Dataset records ::
■ ■ ■ ■

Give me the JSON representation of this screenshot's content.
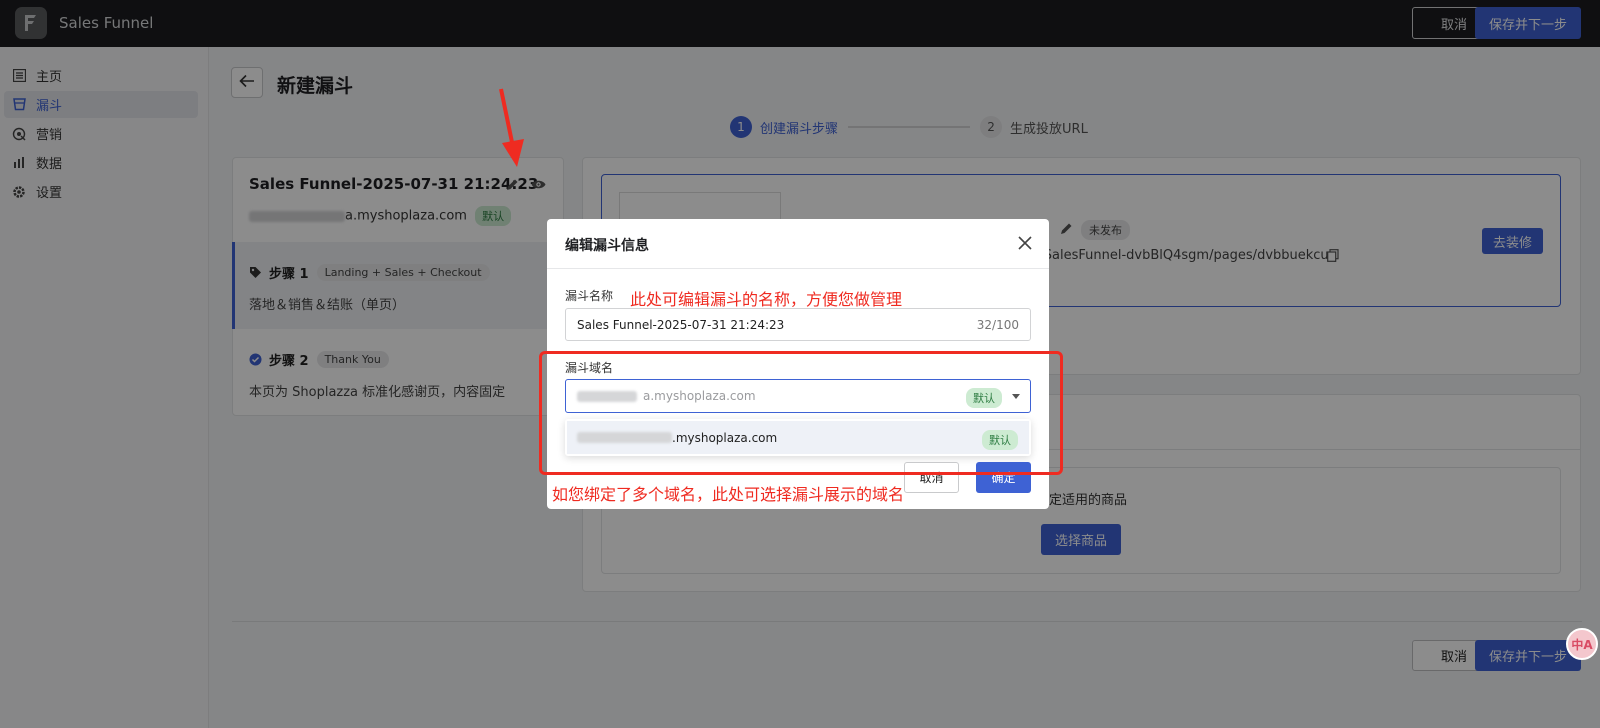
{
  "app": {
    "title": "Sales Funnel",
    "logo_icon": "brand-logo-icon"
  },
  "header": {
    "cancel_label": "取消",
    "save_next_label": "保存并下一步"
  },
  "sidebar": {
    "items": [
      {
        "label": "主页",
        "icon": "home-list-icon",
        "active": false
      },
      {
        "label": "漏斗",
        "icon": "funnel-icon",
        "active": true
      },
      {
        "label": "营销",
        "icon": "marketing-icon",
        "active": false
      },
      {
        "label": "数据",
        "icon": "bar-chart-icon",
        "active": false
      },
      {
        "label": "设置",
        "icon": "gear-icon",
        "active": false
      }
    ]
  },
  "page": {
    "title": "新建漏斗"
  },
  "stepper": {
    "steps": [
      {
        "num": "1",
        "label": "创建漏斗步骤",
        "active": true
      },
      {
        "num": "2",
        "label": "生成投放URL",
        "active": false
      }
    ]
  },
  "funnel_card": {
    "name": "Sales Funnel-2025-07-31 21:24:23",
    "domain_suffix": "a.myshoplaza.com",
    "domain_badge": "默认",
    "steps": [
      {
        "title": "步骤 1",
        "tag": "Landing + Sales + Checkout",
        "desc": "落地＆销售＆结账（单页）"
      },
      {
        "title": "步骤 2",
        "tag": "Thank You",
        "desc": "本页为 Shoplazza 标准化感谢页，内容固定"
      }
    ]
  },
  "page_card": {
    "status": "未发布",
    "url": ":/SalesFunnel-dvbBlQ4sgm/pages/dvbbuekcuq",
    "decorate_label": "去装修",
    "product_hint": "定适用的商品",
    "select_product_label": "选择商品"
  },
  "footer": {
    "cancel_label": "取消",
    "save_next_label": "保存并下一步"
  },
  "modal": {
    "title": "编辑漏斗信息",
    "name_label": "漏斗名称",
    "name_value": "Sales Funnel-2025-07-31 21:24:23",
    "name_count": "32/100",
    "domain_label": "漏斗域名",
    "domain_value": "a.myshoplaza.com",
    "domain_badge": "默认",
    "option_domain": ".myshoplaza.com",
    "option_badge": "默认",
    "cancel_label": "取消",
    "ok_label": "确定"
  },
  "annotations": {
    "name_note": "此处可编辑漏斗的名称，方便您做管理",
    "domain_note": "如您绑定了多个域名，此处可选择漏斗展示的域名",
    "color": "#ef2b21"
  },
  "floating_button": {
    "label": "中A"
  },
  "colors": {
    "primary": "#3e62d4",
    "topbar": "#1c1d20",
    "success_badge": "#cdebd2"
  }
}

■ ■ ■ ■

To be done :: Can you restate all the records above word for word while dropping the pictures?

The completed task ::
Give me the JSON representation of this screenshot's content.
{
  "app": {
    "title": "Sales Funnel",
    "logo_icon": "brand-logo-icon"
  },
  "header": {
    "cancel_label": "取消",
    "save_next_label": "保存并下一步"
  },
  "sidebar": {
    "items": [
      {
        "label": "主页",
        "icon": "home-list-icon",
        "active": false
      },
      {
        "label": "漏斗",
        "icon": "funnel-icon",
        "active": true
      },
      {
        "label": "营销",
        "icon": "marketing-icon",
        "active": false
      },
      {
        "label": "数据",
        "icon": "bar-chart-icon",
        "active": false
      },
      {
        "label": "设置",
        "icon": "gear-icon",
        "active": false
      }
    ]
  },
  "page": {
    "title": "新建漏斗"
  },
  "stepper": {
    "steps": [
      {
        "num": "1",
        "label": "创建漏斗步骤",
        "active": true
      },
      {
        "num": "2",
        "label": "生成投放URL",
        "active": false
      }
    ]
  },
  "funnel_card": {
    "name": "Sales Funnel-2025-07-31 21:24:23",
    "domain_suffix": "a.myshoplaza.com",
    "domain_badge": "默认",
    "steps": [
      {
        "title": "步骤 1",
        "tag": "Landing + Sales + Checkout",
        "desc": "落地＆销售＆结账（单页）"
      },
      {
        "title": "步骤 2",
        "tag": "Thank You",
        "desc": "本页为 Shoplazza 标准化感谢页，内容固定"
      }
    ]
  },
  "page_card": {
    "status": "未发布",
    "url": ":/SalesFunnel-dvbBlQ4sgm/pages/dvbbuekcuq",
    "decorate_label": "去装修",
    "product_hint": "定适用的商品",
    "select_product_label": "选择商品"
  },
  "footer": {
    "cancel_label": "取消",
    "save_next_label": "保存并下一步"
  },
  "modal": {
    "title": "编辑漏斗信息",
    "name_label": "漏斗名称",
    "name_value": "Sales Funnel-2025-07-31 21:24:23",
    "name_count": "32/100",
    "domain_label": "漏斗域名",
    "domain_value": "a.myshoplaza.com",
    "domain_badge": "默认",
    "option_domain": ".myshoplaza.com",
    "option_badge": "默认",
    "cancel_label": "取消",
    "ok_label": "确定"
  },
  "annotations": {
    "name_note": "此处可编辑漏斗的名称，方便您做管理",
    "domain_note": "如您绑定了多个域名，此处可选择漏斗展示的域名",
    "color": "#ef2b21"
  },
  "floating_button": {
    "label": "中A"
  },
  "colors": {
    "primary": "#3e62d4",
    "topbar": "#1c1d20",
    "success_badge": "#cdebd2"
  }
}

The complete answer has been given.